_Goal_: Copy every line that mentions the word "JSON".

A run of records
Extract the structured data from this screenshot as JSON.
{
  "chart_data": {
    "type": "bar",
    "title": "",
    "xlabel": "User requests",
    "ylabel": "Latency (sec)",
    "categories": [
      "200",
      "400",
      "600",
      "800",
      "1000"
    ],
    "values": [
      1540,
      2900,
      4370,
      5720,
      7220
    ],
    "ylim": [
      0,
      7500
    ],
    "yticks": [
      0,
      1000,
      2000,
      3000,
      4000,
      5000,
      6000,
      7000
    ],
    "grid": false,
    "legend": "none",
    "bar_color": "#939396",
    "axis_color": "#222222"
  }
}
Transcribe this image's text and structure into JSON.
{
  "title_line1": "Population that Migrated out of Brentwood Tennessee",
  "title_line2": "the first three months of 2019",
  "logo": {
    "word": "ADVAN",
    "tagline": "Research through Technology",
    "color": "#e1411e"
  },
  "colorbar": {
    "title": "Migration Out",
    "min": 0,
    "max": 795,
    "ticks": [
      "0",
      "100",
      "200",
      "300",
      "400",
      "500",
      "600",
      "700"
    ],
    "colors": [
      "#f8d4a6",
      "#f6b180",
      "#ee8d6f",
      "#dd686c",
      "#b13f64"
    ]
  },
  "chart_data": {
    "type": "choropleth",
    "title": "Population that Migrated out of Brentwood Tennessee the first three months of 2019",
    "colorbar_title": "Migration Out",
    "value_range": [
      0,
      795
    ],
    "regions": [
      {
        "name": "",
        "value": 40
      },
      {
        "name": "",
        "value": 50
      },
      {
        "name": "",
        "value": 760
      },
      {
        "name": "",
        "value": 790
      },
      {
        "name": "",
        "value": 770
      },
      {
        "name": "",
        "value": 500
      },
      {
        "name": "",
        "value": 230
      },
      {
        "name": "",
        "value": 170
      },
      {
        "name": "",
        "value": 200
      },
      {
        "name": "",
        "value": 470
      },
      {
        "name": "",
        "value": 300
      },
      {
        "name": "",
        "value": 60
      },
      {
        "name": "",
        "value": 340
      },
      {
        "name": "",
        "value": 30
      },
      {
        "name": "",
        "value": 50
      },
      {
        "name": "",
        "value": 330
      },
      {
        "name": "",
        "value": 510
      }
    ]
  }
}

_Expected output_:
Extract the structured data from this screenshot as JSON.
Transcribe this image's text and structure into JSON.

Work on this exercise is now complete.